Work to complete →
Find the lines that hold the word "dataset" and return them.

══════════════════════════════

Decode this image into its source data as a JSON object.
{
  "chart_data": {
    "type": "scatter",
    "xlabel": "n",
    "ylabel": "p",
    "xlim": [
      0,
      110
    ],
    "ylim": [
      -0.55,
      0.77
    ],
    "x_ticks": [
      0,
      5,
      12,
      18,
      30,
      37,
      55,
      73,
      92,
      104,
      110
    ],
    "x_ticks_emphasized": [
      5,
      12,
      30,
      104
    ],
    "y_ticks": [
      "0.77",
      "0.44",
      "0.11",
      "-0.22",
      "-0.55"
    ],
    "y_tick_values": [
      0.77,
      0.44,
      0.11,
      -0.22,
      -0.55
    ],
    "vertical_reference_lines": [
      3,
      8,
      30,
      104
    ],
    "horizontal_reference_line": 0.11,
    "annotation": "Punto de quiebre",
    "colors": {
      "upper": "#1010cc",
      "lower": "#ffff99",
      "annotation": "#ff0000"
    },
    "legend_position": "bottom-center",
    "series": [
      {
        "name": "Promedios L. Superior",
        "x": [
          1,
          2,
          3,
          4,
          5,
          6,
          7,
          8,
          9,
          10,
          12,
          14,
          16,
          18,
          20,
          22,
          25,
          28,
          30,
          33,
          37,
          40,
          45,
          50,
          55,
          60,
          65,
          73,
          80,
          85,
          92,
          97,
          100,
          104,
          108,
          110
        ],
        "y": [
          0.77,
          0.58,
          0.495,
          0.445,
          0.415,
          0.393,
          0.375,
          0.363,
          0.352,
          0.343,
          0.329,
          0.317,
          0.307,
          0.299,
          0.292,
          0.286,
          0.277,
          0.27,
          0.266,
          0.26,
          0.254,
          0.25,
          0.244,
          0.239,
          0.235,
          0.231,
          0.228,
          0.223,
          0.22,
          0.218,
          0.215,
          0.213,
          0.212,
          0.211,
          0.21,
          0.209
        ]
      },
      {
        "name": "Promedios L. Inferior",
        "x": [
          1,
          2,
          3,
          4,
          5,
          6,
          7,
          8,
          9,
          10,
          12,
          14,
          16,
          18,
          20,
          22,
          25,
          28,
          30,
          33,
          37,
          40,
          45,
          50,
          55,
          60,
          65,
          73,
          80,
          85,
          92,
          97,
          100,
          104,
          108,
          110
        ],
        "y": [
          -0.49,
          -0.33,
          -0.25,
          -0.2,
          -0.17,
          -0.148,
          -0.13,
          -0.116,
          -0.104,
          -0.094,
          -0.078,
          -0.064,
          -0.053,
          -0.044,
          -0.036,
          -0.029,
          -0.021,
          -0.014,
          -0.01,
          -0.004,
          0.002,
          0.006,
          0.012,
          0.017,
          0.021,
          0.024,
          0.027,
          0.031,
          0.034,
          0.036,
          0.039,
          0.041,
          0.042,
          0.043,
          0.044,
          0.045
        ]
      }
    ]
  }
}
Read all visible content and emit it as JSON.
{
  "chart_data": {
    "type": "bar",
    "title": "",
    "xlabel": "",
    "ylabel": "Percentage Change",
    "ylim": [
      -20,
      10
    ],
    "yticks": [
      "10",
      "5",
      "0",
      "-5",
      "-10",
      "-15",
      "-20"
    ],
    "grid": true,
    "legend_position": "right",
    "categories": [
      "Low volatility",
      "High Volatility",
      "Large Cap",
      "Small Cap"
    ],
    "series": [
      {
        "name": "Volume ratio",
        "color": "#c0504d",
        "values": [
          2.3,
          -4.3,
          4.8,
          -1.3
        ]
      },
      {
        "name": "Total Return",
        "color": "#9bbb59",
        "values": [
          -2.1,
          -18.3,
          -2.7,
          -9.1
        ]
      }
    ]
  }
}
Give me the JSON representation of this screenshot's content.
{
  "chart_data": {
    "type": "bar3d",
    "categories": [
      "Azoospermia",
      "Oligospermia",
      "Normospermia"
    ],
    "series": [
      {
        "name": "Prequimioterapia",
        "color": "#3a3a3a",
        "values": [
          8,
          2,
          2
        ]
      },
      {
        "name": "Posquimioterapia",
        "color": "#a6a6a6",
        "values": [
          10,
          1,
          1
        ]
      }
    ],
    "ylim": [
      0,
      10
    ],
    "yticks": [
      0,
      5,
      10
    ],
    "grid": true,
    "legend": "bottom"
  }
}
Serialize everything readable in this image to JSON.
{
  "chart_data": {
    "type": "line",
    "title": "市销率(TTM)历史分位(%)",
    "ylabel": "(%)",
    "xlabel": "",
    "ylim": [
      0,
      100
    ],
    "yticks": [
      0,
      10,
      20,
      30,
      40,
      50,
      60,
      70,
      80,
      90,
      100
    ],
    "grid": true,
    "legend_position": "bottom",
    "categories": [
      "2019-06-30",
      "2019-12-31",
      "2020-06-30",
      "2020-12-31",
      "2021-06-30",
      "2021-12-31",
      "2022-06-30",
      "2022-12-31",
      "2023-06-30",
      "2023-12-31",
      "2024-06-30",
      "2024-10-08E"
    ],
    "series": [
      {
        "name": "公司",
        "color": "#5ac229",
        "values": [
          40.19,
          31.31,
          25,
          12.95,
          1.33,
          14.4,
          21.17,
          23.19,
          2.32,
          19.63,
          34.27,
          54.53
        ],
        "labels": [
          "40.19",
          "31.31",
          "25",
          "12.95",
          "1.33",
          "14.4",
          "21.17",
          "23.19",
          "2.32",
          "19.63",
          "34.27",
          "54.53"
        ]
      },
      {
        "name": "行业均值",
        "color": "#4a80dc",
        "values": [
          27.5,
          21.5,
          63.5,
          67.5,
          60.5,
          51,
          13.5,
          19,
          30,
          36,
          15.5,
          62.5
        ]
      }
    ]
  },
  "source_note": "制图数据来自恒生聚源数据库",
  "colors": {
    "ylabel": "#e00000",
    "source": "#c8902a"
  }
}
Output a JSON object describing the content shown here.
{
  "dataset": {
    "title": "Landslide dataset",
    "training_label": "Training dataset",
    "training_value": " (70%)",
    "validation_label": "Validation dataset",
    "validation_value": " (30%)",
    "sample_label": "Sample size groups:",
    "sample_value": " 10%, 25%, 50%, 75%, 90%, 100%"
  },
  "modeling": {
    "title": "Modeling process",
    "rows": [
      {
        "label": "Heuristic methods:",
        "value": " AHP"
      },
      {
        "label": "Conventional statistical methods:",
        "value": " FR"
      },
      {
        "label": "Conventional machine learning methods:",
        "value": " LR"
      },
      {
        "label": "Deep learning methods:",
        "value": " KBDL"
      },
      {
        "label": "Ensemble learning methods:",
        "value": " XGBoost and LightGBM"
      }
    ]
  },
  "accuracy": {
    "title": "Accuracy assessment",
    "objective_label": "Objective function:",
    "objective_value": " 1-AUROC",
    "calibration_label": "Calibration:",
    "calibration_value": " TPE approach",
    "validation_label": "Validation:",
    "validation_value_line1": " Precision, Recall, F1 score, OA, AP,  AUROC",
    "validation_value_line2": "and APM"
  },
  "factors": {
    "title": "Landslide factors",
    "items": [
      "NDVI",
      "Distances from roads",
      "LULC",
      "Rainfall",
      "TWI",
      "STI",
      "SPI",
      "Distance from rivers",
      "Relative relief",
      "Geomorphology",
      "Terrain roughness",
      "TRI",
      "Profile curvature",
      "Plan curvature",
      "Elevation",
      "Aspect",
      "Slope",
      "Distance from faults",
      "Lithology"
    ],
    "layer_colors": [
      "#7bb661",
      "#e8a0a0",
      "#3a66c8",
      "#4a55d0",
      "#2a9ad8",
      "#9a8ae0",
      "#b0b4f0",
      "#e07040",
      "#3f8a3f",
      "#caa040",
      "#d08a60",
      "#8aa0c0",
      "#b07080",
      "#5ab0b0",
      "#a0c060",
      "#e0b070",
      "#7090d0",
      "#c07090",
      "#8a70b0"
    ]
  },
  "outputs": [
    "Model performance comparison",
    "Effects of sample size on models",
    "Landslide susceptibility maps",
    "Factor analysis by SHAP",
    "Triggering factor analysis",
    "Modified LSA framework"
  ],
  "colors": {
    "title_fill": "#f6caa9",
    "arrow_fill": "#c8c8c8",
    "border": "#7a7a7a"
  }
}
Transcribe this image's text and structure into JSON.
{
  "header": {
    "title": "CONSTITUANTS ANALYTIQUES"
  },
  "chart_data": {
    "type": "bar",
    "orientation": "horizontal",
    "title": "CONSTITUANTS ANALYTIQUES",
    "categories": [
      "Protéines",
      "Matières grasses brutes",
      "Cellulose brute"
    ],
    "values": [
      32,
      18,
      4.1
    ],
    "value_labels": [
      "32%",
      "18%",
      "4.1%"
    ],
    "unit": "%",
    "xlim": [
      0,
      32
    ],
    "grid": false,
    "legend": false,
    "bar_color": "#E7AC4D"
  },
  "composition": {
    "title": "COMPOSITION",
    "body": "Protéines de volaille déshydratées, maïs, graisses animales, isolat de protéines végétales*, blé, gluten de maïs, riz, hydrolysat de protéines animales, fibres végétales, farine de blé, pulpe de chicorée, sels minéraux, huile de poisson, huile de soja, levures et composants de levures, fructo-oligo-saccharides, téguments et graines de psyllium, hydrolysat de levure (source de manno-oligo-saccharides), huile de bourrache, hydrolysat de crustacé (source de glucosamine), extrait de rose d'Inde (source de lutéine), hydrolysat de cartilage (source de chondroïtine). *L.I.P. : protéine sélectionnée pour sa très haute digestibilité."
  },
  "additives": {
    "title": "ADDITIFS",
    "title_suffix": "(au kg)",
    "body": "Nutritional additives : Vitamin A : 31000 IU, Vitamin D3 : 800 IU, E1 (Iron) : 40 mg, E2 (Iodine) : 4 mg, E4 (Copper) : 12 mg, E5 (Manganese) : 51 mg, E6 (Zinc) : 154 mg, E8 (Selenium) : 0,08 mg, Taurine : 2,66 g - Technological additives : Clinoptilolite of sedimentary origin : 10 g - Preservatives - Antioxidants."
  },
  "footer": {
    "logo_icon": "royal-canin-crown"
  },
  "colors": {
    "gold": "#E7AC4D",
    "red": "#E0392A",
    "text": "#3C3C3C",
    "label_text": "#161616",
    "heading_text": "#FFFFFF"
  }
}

══════════════════════════════

Answer to this task →
  "dataset": {
    "title": "Landslide dataset",
    "training_label": "Training dataset",
    "validation_label": "Validation dataset",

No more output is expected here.